▶ [Given exercise]: Each line that includes the string "uten" counts once; give the total and nothing else.

▶ [Provided data]:

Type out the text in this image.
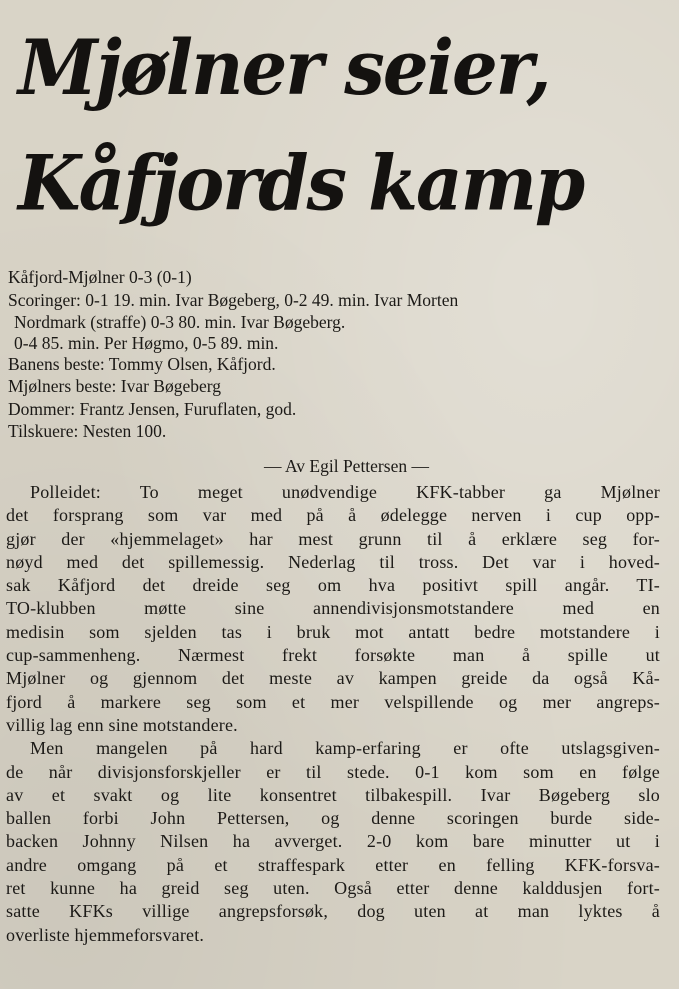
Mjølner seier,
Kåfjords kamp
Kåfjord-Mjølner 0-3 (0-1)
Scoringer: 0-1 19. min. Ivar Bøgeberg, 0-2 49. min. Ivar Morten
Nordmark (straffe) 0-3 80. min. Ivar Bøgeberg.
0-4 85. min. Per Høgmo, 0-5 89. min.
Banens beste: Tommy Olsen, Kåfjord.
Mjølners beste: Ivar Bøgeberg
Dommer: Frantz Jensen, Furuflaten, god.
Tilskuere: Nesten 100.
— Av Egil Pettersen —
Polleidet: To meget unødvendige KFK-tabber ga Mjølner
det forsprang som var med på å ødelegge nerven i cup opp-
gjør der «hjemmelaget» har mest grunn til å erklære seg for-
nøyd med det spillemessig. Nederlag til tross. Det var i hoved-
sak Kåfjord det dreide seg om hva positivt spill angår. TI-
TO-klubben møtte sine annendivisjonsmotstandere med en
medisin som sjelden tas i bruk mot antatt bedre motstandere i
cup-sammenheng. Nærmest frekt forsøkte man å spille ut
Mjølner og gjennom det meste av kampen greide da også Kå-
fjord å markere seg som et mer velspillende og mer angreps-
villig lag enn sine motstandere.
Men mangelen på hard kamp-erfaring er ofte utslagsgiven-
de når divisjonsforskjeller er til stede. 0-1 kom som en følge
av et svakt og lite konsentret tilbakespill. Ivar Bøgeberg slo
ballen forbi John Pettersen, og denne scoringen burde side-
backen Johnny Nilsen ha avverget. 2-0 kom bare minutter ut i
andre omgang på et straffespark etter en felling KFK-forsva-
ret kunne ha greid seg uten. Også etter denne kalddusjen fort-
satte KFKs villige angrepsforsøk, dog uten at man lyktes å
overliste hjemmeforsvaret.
* * *
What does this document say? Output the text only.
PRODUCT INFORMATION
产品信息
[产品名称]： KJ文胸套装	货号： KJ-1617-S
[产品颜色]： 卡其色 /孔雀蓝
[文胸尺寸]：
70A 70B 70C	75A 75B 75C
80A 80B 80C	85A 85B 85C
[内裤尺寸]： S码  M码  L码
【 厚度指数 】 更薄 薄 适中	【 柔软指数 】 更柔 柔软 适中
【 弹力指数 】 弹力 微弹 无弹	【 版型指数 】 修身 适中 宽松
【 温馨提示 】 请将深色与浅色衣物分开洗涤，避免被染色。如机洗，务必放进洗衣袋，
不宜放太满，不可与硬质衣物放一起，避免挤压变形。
---
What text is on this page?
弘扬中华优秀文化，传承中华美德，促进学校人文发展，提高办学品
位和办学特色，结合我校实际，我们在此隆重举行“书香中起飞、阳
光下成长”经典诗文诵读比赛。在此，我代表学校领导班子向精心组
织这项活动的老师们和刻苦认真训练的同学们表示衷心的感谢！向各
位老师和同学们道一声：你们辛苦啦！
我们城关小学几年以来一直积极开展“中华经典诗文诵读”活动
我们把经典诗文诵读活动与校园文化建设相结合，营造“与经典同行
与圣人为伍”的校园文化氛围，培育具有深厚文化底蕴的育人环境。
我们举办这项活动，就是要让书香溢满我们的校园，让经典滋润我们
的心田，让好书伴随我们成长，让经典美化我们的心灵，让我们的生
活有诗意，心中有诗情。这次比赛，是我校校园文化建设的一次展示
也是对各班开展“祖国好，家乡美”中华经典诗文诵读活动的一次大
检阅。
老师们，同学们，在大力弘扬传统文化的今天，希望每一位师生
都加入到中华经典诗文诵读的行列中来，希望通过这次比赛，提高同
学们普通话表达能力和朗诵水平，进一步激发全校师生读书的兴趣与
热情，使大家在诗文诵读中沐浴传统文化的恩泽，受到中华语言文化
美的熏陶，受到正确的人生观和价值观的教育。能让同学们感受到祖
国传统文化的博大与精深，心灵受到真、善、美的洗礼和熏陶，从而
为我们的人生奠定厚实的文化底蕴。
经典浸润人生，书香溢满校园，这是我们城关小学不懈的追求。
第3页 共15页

▶ [Complete output]: 2